## Task objective
Please revise the lines starting at "staticText: I — [322, 481, 327, 500]" and ending at "button[interactable]: R —" by changing "enabled" to "disabled" while leaving everything else as it is.

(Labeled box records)
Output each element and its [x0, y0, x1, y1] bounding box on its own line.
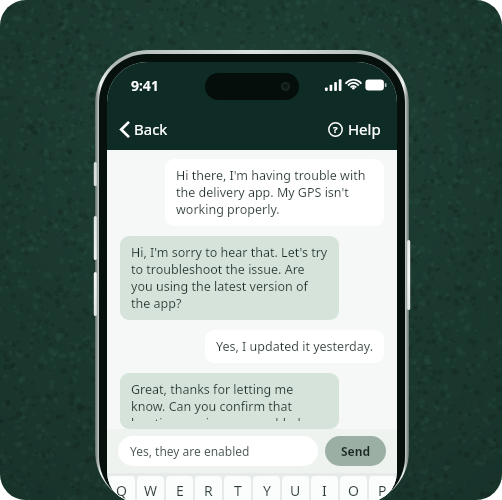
staticText: I — [322, 481, 327, 500]
staticText: O — [348, 481, 359, 500]
staticText: Yes, they are enabled — [130, 443, 250, 459]
staticText: T — [234, 481, 242, 500]
staticText: Hi, I'm sorry to hear that. Let's try to… — [131, 244, 328, 312]
button[interactable]: U — [282, 476, 309, 500]
button[interactable]: R — [195, 476, 222, 500]
button[interactable]: Hi, I'm sorry to hear that. Let's try to… — [120, 236, 339, 320]
button[interactable]: Send — [325, 436, 386, 466]
other: Help — [328, 122, 343, 137]
button[interactable]: Help — [316, 112, 397, 146]
staticText: Back — [134, 119, 168, 139]
button[interactable]: P — [369, 476, 396, 500]
staticText: 9:41 — [131, 76, 159, 95]
staticText: Help — [348, 119, 381, 139]
button[interactable]: O — [340, 476, 367, 500]
staticText: R — [204, 481, 213, 500]
button[interactable]: W — [137, 476, 164, 500]
button[interactable]: E — [166, 476, 193, 500]
button[interactable]: Back — [107, 112, 180, 146]
button[interactable]: I — [311, 476, 338, 500]
button[interactable]: Great, thanks for letting me know. Can y… — [120, 373, 339, 429]
staticText: Q — [116, 481, 127, 500]
staticText: P — [378, 481, 387, 500]
staticText: Yes, I updated it yesterday. — [216, 338, 373, 355]
button[interactable]: Q — [108, 476, 135, 500]
staticText: Hi there, I'm having trouble with the de… — [176, 167, 373, 218]
staticText: Send — [341, 443, 371, 459]
staticText: U — [290, 481, 301, 500]
button[interactable]: T — [224, 476, 251, 500]
staticText: Y — [263, 481, 271, 500]
button[interactable]: Y — [253, 476, 280, 500]
staticText: ? — [333, 123, 338, 136]
button[interactable]: Yes, they are enabled — [118, 436, 318, 466]
button[interactable]: Hi there, I'm having trouble with the de… — [165, 159, 384, 226]
staticText: Great, thanks for letting me know. Can y… — [131, 381, 328, 421]
staticText: W — [144, 481, 158, 500]
button[interactable]: Yes, I updated it yesterday. — [205, 330, 384, 363]
staticText: E — [176, 481, 184, 500]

## Problem solution
staticText: I — [322, 481, 327, 500]
staticText: O — [348, 481, 359, 500]
staticText: Yes, they are disabled — [130, 443, 250, 459]
staticText: T — [234, 481, 242, 500]
staticText: Hi, I'm sorry to hear that. Let's try to… — [131, 244, 328, 312]
button[interactable]: U — [282, 476, 309, 500]
button[interactable]: R — [195, 476, 222, 500]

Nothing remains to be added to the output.